#### Data provided
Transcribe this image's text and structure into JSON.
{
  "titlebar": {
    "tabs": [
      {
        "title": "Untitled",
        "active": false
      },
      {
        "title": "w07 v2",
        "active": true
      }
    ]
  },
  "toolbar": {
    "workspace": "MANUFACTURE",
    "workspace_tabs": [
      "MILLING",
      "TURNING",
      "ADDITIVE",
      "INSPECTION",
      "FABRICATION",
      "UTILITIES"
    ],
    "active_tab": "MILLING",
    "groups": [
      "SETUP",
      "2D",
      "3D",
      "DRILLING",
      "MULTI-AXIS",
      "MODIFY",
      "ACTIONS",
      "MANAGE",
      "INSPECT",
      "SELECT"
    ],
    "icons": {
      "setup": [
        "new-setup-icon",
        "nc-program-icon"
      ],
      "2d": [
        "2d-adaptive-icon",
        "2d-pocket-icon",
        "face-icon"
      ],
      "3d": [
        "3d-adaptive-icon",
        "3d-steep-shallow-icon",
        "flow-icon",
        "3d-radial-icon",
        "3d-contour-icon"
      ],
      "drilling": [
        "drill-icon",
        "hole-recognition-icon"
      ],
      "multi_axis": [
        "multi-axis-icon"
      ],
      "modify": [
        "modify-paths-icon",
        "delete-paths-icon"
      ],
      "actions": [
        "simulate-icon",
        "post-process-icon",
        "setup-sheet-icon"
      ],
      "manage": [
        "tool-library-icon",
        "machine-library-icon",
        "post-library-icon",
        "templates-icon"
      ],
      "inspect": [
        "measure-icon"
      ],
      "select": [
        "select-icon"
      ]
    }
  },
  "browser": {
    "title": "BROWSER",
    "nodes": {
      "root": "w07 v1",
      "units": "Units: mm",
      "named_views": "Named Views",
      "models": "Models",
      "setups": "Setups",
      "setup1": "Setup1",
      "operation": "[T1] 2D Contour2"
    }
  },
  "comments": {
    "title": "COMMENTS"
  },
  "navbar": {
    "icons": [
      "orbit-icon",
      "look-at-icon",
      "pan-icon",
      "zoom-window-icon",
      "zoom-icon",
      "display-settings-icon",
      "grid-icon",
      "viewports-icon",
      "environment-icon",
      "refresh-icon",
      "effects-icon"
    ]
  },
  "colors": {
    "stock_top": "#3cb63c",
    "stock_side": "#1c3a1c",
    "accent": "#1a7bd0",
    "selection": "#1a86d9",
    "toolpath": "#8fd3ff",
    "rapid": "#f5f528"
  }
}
########
— Set exercise —
Write all of the records out again exactly.

— Result —
Transcribe this image's text and structure into JSON.
{
  "titlebar": {
    "tabs": [
      {
        "title": "Untitled",
        "active": false
      },
      {
        "title": "w07 v2",
        "active": true
      }
    ]
  },
  "toolbar": {
    "workspace": "MANUFACTURE",
    "workspace_tabs": [
      "MILLING",
      "TURNING",
      "ADDITIVE",
      "INSPECTION",
      "FABRICATION",
      "UTILITIES"
    ],
    "active_tab": "MILLING",
    "groups": [
      "SETUP",
      "2D",
      "3D",
      "DRILLING",
      "MULTI-AXIS",
      "MODIFY",
      "ACTIONS",
      "MANAGE",
      "INSPECT",
      "SELECT"
    ],
    "icons": {
      "setup": [
        "new-setup-icon",
        "nc-program-icon"
      ],
      "2d": [
        "2d-adaptive-icon",
        "2d-pocket-icon",
        "face-icon"
      ],
      "3d": [
        "3d-adaptive-icon",
        "3d-steep-shallow-icon",
        "flow-icon",
        "3d-radial-icon",
        "3d-contour-icon"
      ],
      "drilling": [
        "drill-icon",
        "hole-recognition-icon"
      ],
      "multi_axis": [
        "multi-axis-icon"
      ],
      "modify": [
        "modify-paths-icon",
        "delete-paths-icon"
      ],
      "actions": [
        "simulate-icon",
        "post-process-icon",
        "setup-sheet-icon"
      ],
      "manage": [
        "tool-library-icon",
        "machine-library-icon",
        "post-library-icon",
        "templates-icon"
      ],
      "inspect": [
        "measure-icon"
      ],
      "select": [
        "select-icon"
      ]
    }
  },
  "browser": {
    "title": "BROWSER",
    "nodes": {
      "root": "w07 v1",
      "units": "Units: mm",
      "named_views": "Named Views",
      "models": "Models",
      "setups": "Setups",
      "setup1": "Setup1",
      "operation": "[T1] 2D Contour2"
    }
  },
  "comments": {
    "title": "COMMENTS"
  },
  "navbar": {
    "icons": [
      "orbit-icon",
      "look-at-icon",
      "pan-icon",
      "zoom-window-icon",
      "zoom-icon",
      "display-settings-icon",
      "grid-icon",
      "viewports-icon",
      "environment-icon",
      "refresh-icon",
      "effects-icon"
    ]
  },
  "colors": {
    "stock_top": "#3cb63c",
    "stock_side": "#1c3a1c",
    "accent": "#1a7bd0",
    "selection": "#1a86d9",
    "toolpath": "#8fd3ff",
    "rapid": "#f5f528"
  }
}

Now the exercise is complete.